• [WHAT IS ASKED]
Each line that includes the word "Értékesítési" counts once; give the total and nothing more.

/---

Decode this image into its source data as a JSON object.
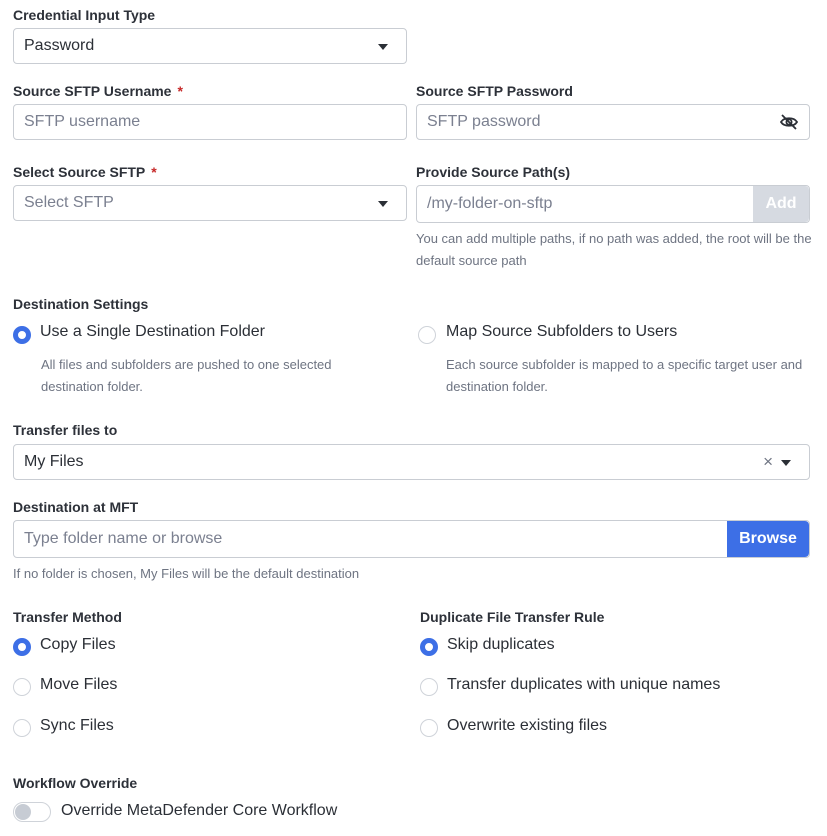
{
  "credential_type": {
    "label": "Credential Input Type",
    "value": "Password"
  },
  "username": {
    "label": "Source SFTP Username",
    "required": "*",
    "placeholder": "SFTP username"
  },
  "password": {
    "label": "Source SFTP Password",
    "placeholder": "SFTP password",
    "icon": "eye-slash-icon"
  },
  "sftp_select": {
    "label": "Select Source SFTP",
    "required": "*",
    "placeholder": "Select SFTP"
  },
  "source_path": {
    "label": "Provide Source Path(s)",
    "placeholder": "/my-folder-on-sftp",
    "add_label": "Add",
    "help": "You can add multiple paths, if no path was added, the root will be the default source path"
  },
  "destination_settings": {
    "label": "Destination Settings",
    "options": [
      {
        "label": "Use a Single Destination Folder",
        "description": "All files and subfolders are pushed to one selected destination folder.",
        "selected": true
      },
      {
        "label": "Map Source Subfolders to Users",
        "description": "Each source subfolder is mapped to a specific target user and destination folder.",
        "selected": false
      }
    ]
  },
  "transfer_to": {
    "label": "Transfer files to",
    "value": "My Files",
    "clear": "×"
  },
  "destination_mft": {
    "label": "Destination at MFT",
    "placeholder": "Type folder name or browse",
    "browse_label": "Browse",
    "help": "If no folder is chosen, My Files will be the default destination"
  },
  "transfer_method": {
    "label": "Transfer Method",
    "options": [
      {
        "label": "Copy Files",
        "selected": true
      },
      {
        "label": "Move Files",
        "selected": false
      },
      {
        "label": "Sync Files",
        "selected": false
      }
    ]
  },
  "duplicate_rule": {
    "label": "Duplicate File Transfer Rule",
    "options": [
      {
        "label": "Skip duplicates",
        "selected": true
      },
      {
        "label": "Transfer duplicates with unique names",
        "selected": false
      },
      {
        "label": "Overwrite existing files",
        "selected": false
      }
    ]
  },
  "workflow_override": {
    "label": "Workflow Override",
    "toggle_label": "Override MetaDefender Core Workflow",
    "enabled": false
  },
  "colors": {
    "accent": "#3d6fe6",
    "required": "#c62828",
    "disabled_button": "#d6dae1"
  }
}
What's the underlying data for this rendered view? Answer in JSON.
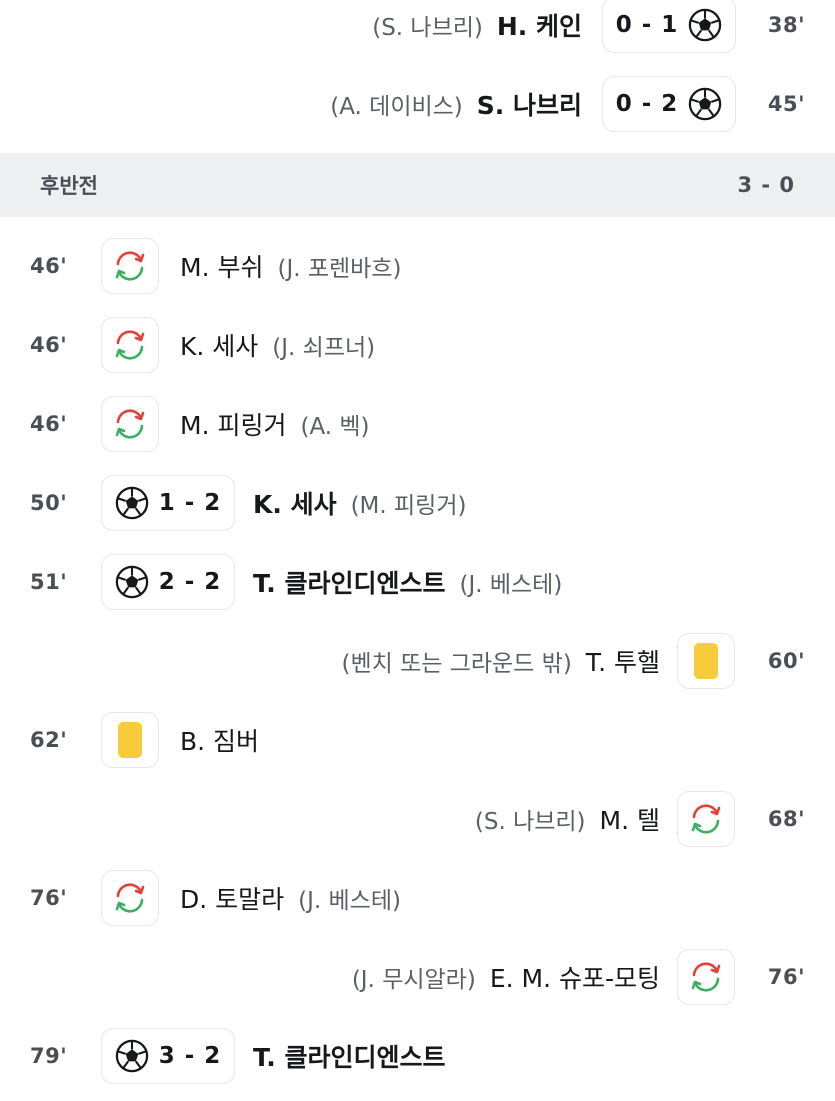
{
  "first_half_events": [
    {
      "assist": "(S. 나브리)",
      "player": "H. 케인",
      "score": "0 - 1",
      "minute": "38'"
    },
    {
      "assist": "(A. 데이비스)",
      "player": "S. 나브리",
      "score": "0 - 2",
      "minute": "45'"
    }
  ],
  "second_half": {
    "label": "후반전",
    "score": "3 - 0"
  },
  "second_half_events": [
    {
      "minute": "46'",
      "player": "M. 부쉬",
      "assist": "(J. 포렌바흐)"
    },
    {
      "minute": "46'",
      "player": "K. 세사",
      "assist": "(J. 쇠프너)"
    },
    {
      "minute": "46'",
      "player": "M. 피링거",
      "assist": "(A. 벡)"
    },
    {
      "minute": "50'",
      "score": "1 - 2",
      "player": "K. 세사",
      "assist": "(M. 피링거)"
    },
    {
      "minute": "51'",
      "score": "2 - 2",
      "player": "T. 클라인디엔스트",
      "assist": "(J. 베스테)"
    },
    {
      "minute": "60'",
      "player": "T. 투헬",
      "assist": "(벤치 또는 그라운드 밖)"
    },
    {
      "minute": "62'",
      "player": "B. 짐버"
    },
    {
      "minute": "68'",
      "player": "M. 텔",
      "assist": "(S. 나브리)"
    },
    {
      "minute": "76'",
      "player": "D. 토말라",
      "assist": "(J. 베스테)"
    },
    {
      "minute": "76'",
      "player": "E. M. 슈포-모팅",
      "assist": "(J. 무시알라)"
    },
    {
      "minute": "79'",
      "score": "3 - 2",
      "player": "T. 클라인디엔스트"
    }
  ],
  "icons": {
    "goal": "soccer-ball-icon",
    "substitution": "substitution-arrows-icon",
    "yellow_card": "yellow-card-icon"
  },
  "colors": {
    "sub_arrow_red": "#e0433a",
    "sub_arrow_green": "#3cb061",
    "yellow_card": "#f7cc3a",
    "half_bar_bg": "#eeeff1"
  }
}
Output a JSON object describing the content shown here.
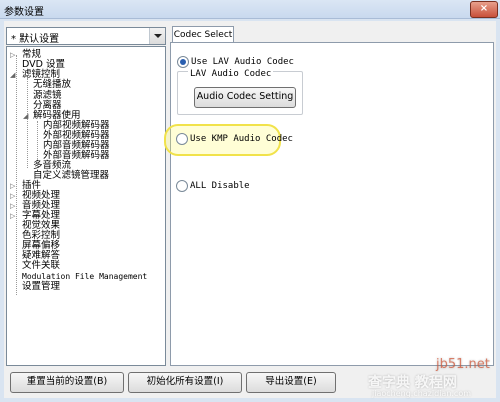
{
  "window": {
    "title": "参数设置",
    "close_glyph": "×"
  },
  "profile": {
    "selected": "* 默认设置"
  },
  "tree": [
    {
      "label": "常规",
      "expander": "▷",
      "level": 0
    },
    {
      "label": "DVD 设置",
      "level": 0
    },
    {
      "label": "滤镜控制",
      "expander": "◢",
      "level": 0
    },
    {
      "label": "无缝播放",
      "level": 1
    },
    {
      "label": "源滤镜",
      "level": 1
    },
    {
      "label": "分离器",
      "level": 1
    },
    {
      "label": "解码器使用",
      "expander": "◢",
      "level": 1
    },
    {
      "label": "内部视频解码器",
      "level": 2
    },
    {
      "label": "外部视频解码器",
      "level": 2
    },
    {
      "label": "内部音频解码器",
      "level": 2
    },
    {
      "label": "外部音频解码器",
      "level": 2
    },
    {
      "label": "多音频流",
      "level": 1
    },
    {
      "label": "自定义滤镜管理器",
      "level": 1
    },
    {
      "label": "插件",
      "expander": "▷",
      "level": 0
    },
    {
      "label": "视频处理",
      "expander": "▷",
      "level": 0
    },
    {
      "label": "音频处理",
      "expander": "▷",
      "level": 0
    },
    {
      "label": "字幕处理",
      "expander": "▷",
      "level": 0
    },
    {
      "label": "视觉效果",
      "level": 0
    },
    {
      "label": "色彩控制",
      "level": 0
    },
    {
      "label": "屏幕偏移",
      "level": 0
    },
    {
      "label": "疑难解答",
      "level": 0
    },
    {
      "label": "文件关联",
      "level": 0
    },
    {
      "label": "Modulation File Management",
      "level": 0
    },
    {
      "label": "设置管理",
      "level": 0
    }
  ],
  "tab": {
    "label": "Codec Select"
  },
  "options": {
    "lav": {
      "label": "Use LAV Audio Codec",
      "checked": true
    },
    "group_title": "LAV Audio Codec",
    "setting_button": "Audio Codec Setting",
    "kmp": {
      "label": "Use KMP Audio Codec",
      "checked": false
    },
    "disable": {
      "label": "ALL Disable",
      "checked": false
    }
  },
  "footer": {
    "reset_current": "重置当前的设置(B)",
    "init_all": "初始化所有设置(I)",
    "export": "导出设置(E)"
  },
  "watermark": {
    "site": "jb51.net",
    "brand": "查字典 教程网",
    "url": "jiaocheng.chazidian.com"
  },
  "colors": {
    "highlight": "#f1e24a",
    "radio_accent": "#2a5fb0"
  }
}
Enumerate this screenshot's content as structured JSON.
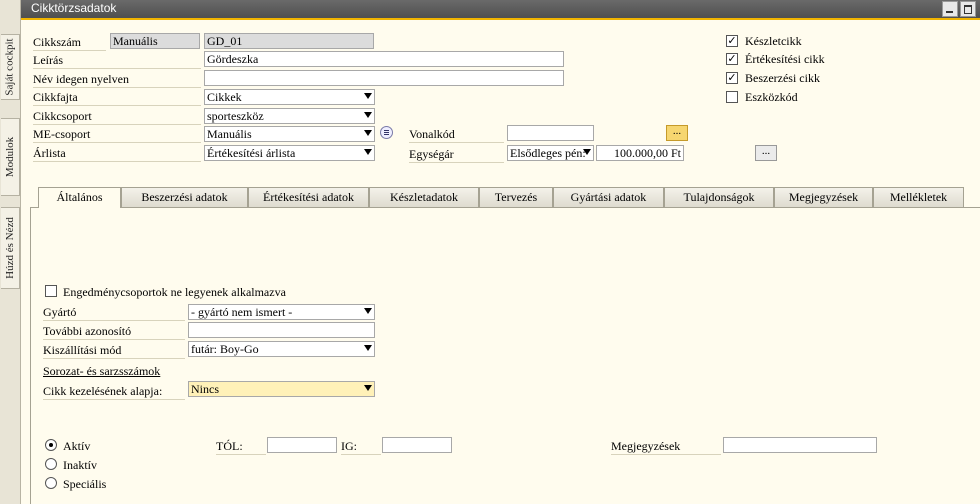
{
  "window": {
    "title": "Cikktörzsadatok"
  },
  "side_tabs": [
    "Saját cockpit",
    "Modulok",
    "Húzd és Nézd"
  ],
  "header": {
    "item_code_label": "Cikkszám",
    "item_code_series": "Manuális",
    "item_code_value": "GD_01",
    "description_label": "Leírás",
    "description_value": "Gördeszka",
    "foreign_name_label": "Név idegen nyelven",
    "foreign_name_value": "",
    "item_type_label": "Cikkfajta",
    "item_type_value": "Cikkek",
    "item_group_label": "Cikkcsoport",
    "item_group_value": "sporteszköz",
    "uom_group_label": "ME-csoport",
    "uom_group_value": "Manuális",
    "price_list_label": "Árlista",
    "price_list_value": "Értékesítési árlista",
    "barcode_label": "Vonalkód",
    "barcode_value": "",
    "barcode_button": "...",
    "unit_price_label": "Egységár",
    "unit_price_currency": "Elsődleges pén:",
    "unit_price_value": "100.000,00 Ft",
    "unit_price_button": "..."
  },
  "checkboxes": [
    {
      "label": "Készletcikk",
      "checked": true,
      "mark": "✓"
    },
    {
      "label": "Értékesítési cikk",
      "checked": true,
      "mark": "✓"
    },
    {
      "label": "Beszerzési cikk",
      "checked": true,
      "mark": "✓"
    },
    {
      "label": "Eszközkód",
      "checked": false,
      "mark": ""
    }
  ],
  "tabs": [
    "Általános",
    "Beszerzési adatok",
    "Értékesítési adatok",
    "Készletadatok",
    "Tervezés",
    "Gyártási adatok",
    "Tulajdonságok",
    "Megjegyzések",
    "Mellékletek"
  ],
  "general": {
    "no_discount_label": "Engedménycsoportok ne legyenek alkalmazva",
    "manufacturer_label": "Gyártó",
    "manufacturer_value": "- gyártó nem ismert -",
    "additional_id_label": "További azonosító",
    "additional_id_value": "",
    "shipping_label": "Kiszállítási mód",
    "shipping_value": "futár: Boy-Go",
    "serial_batch_label": "Sorozat- és sarzsszámok",
    "manage_by_label": "Cikk kezelésének alapja:",
    "manage_by_value": "Nincs",
    "status_options": [
      "Aktív",
      "Inaktív",
      "Speciális"
    ],
    "from_label": "TÓL:",
    "from_value": "",
    "to_label": "IG:",
    "to_value": "",
    "remarks_label": "Megjegyzések",
    "remarks_value": ""
  }
}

\---

• [RESULT]
3